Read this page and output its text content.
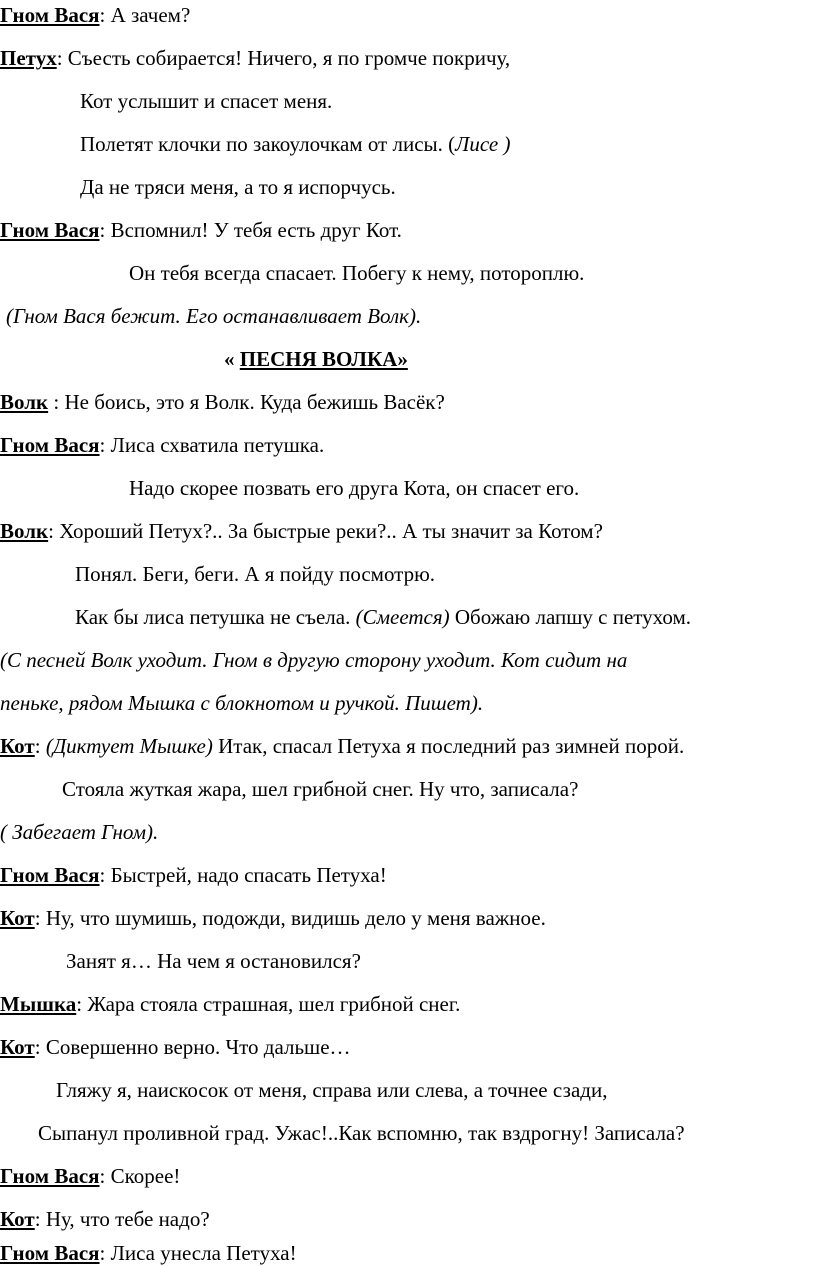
Гном Вася: А зачем?
Петух: Съесть собирается! Ничего, я по громче покричу,
Кот услышит и спасет меня.
Полетят клочки по закоулочкам от лисы. (Лисе )
Да не тряси меня, а то я испорчусь.
Гном Вася: Вспомнил! У тебя есть друг Кот.
Он тебя всегда спасает. Побегу к нему, потороплю.
(Гном Вася бежит. Его останавливает Волк).
« ПЕСНЯ ВОЛКА»
Волк : Не боись, это я Волк. Куда бежишь Васёк?
Гном Вася: Лиса схватила петушка.
Надо скорее позвать его друга Кота, он спасет его.
Волк: Хороший Петух?.. За быстрые реки?.. А ты значит за Котом?
Понял. Беги, беги. А я пойду посмотрю.
Как бы лиса петушка не съела. (Смеется) Обожаю лапшу с петухом.
(С песней Волк уходит. Гном в другую сторону уходит. Кот сидит на
пеньке, рядом Мышка с блокнотом и ручкой. Пишет).
Кот: (Диктует Мышке) Итак, спасал Петуха я последний раз зимней порой.
Стояла жуткая жара, шел грибной снег. Ну что, записала?
( Забегает Гном).
Гном Вася: Быстрей, надо спасать Петуха!
Кот: Ну, что шумишь, подожди, видишь дело у меня важное.
Занят я… На чем я остановился?
Мышка: Жара стояла страшная, шел грибной снег.
Кот: Совершенно верно. Что дальше…
Гляжу я, наискосок от меня, справа или слева, а точнее сзади,
Сыпанул проливной град. Ужас!..Как вспомню, так вздрогну! Записала?
Гном Вася: Скорее!
Кот: Ну, что тебе надо?
Гном Вася: Лиса унесла Петуха!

PROBLEM TO WORK ON
Where a line in the material contains "грибной", copy that line.

REPLY TO THE EXERCISE
Стояла жуткая жара, шел грибной снег. Ну что, записала?
Мышка: Жара стояла страшная, шел грибной снег.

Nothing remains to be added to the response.